# [Dataset]

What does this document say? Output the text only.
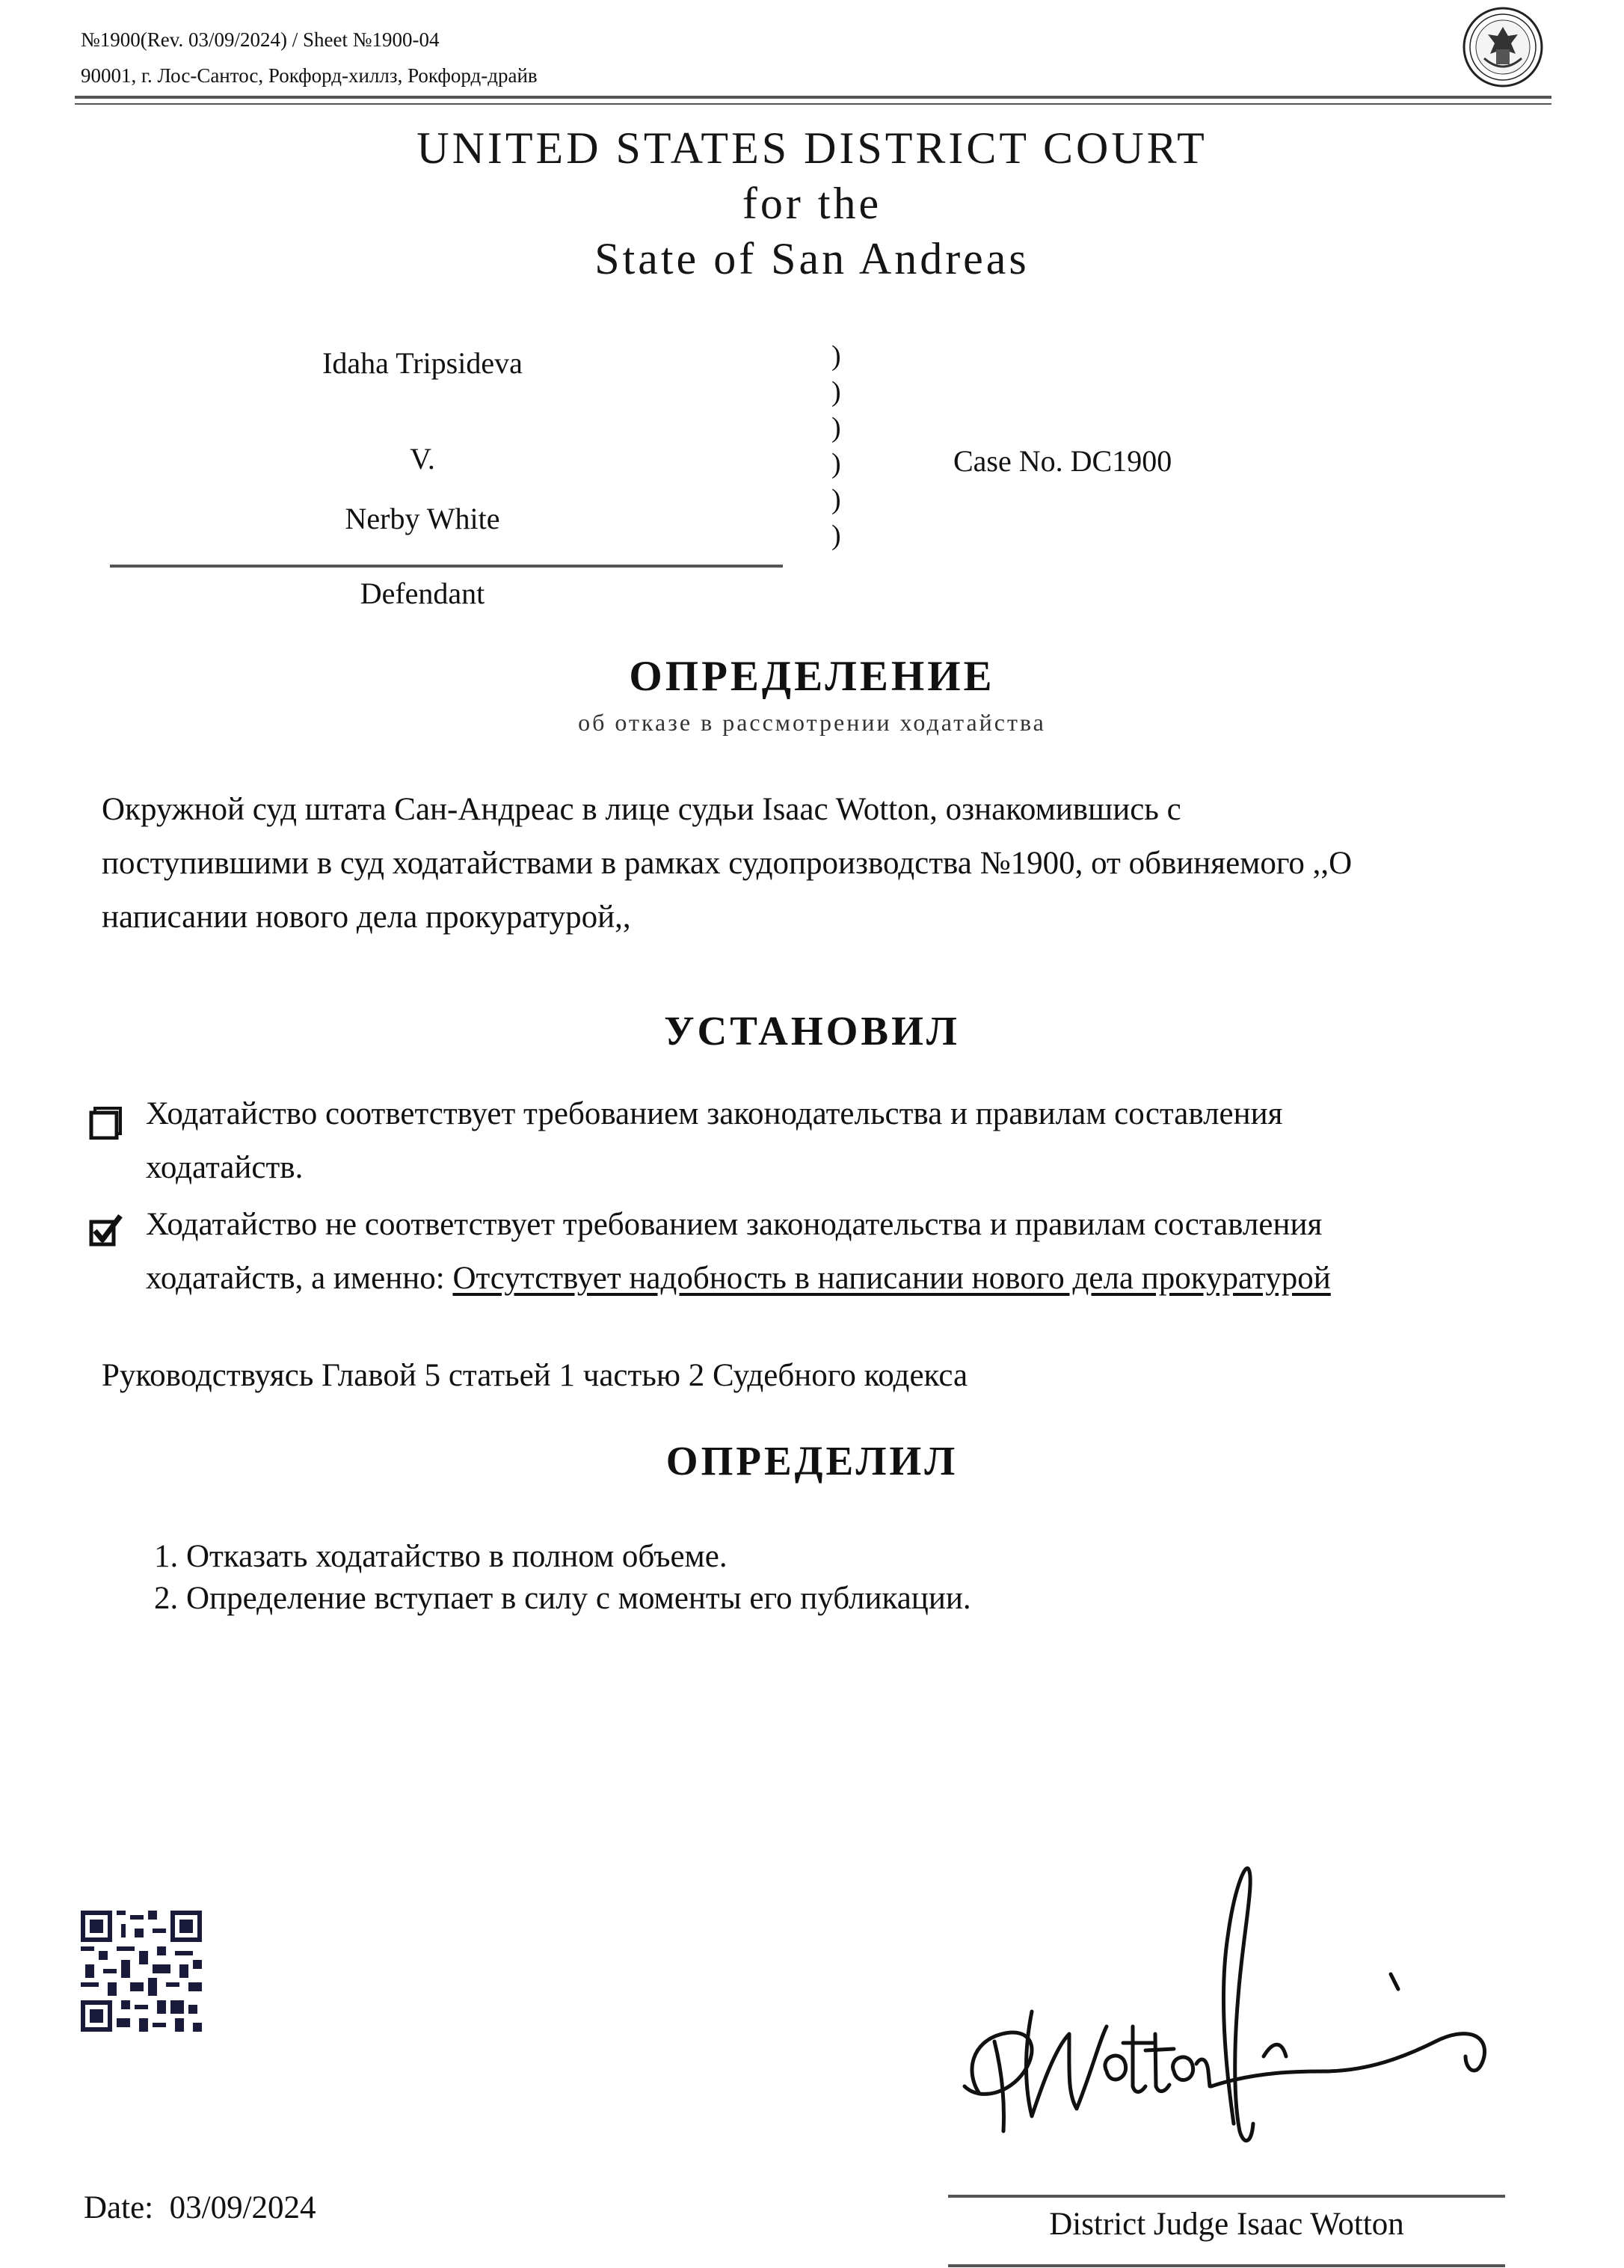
№1900(Rev. 03/09/2024) / Sheet №1900-04
90001, г. Лос-Сантос, Рокфорд-хиллз, Рокфорд-драйв
UNITED STATES DISTRICT COURT
for the
State of San Andreas
Idaha Tripsideva
V.
Nerby White
Defendant
)
)
)
)
)
)
Case No. DC1900
ОПРЕДЕЛЕНИЕ
об отказе в рассмотрении ходатайства
Окружной суд штата Сан-Андреас в лице судьи Isaac Wotton, ознакомившись с
поступившими в суд ходатайствами в рамках судопроизводства №1900, от обвиняемого ,,О
написании нового дела прокуратурой,,
УСТАНОВИЛ
Ходатайство соответствует требованием законодательства и правилам составления
ходатайств.
Ходатайство не соответствует требованием законодательства и правилам составления
ходатайств, а именно: Отсутствует надобность в написании нового дела прокуратурой
Руководствуясь Главой 5 статьей 1 частью 2 Судебного кодекса
ОПРЕДЕЛИЛ
1. Отказать ходатайство в полном объеме.
2. Определение вступает в силу с моменты его публикации.
District Judge Isaac Wotton
Date: 03/09/2024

# [Exercise details]
Restate the whole listing above exactly, please, omitting every image.

# [Full response]
What does this document say? Output the text only.
№1900(Rev. 03/09/2024) / Sheet №1900-04
90001, г. Лос-Сантос, Рокфорд-хиллз, Рокфорд-драйв
UNITED STATES DISTRICT COURT
for the
State of San Andreas
Idaha Tripsideva
V.
Nerby White
Defendant
)
)
)
)
)
)
Case No. DC1900
ОПРЕДЕЛЕНИЕ
об отказе в рассмотрении ходатайства
Окружной суд штата Сан-Андреас в лице судьи Isaac Wotton, ознакомившись с
поступившими в суд ходатайствами в рамках судопроизводства №1900, от обвиняемого ,,О
написании нового дела прокуратурой,,
УСТАНОВИЛ
Ходатайство соответствует требованием законодательства и правилам составления
ходатайств.
Ходатайство не соответствует требованием законодательства и правилам составления
ходатайств, а именно: Отсутствует надобность в написании нового дела прокуратурой
Руководствуясь Главой 5 статьей 1 частью 2 Судебного кодекса
ОПРЕДЕЛИЛ
1. Отказать ходатайство в полном объеме.
2. Определение вступает в силу с моменты его публикации.
District Judge Isaac Wotton
Date: 03/09/2024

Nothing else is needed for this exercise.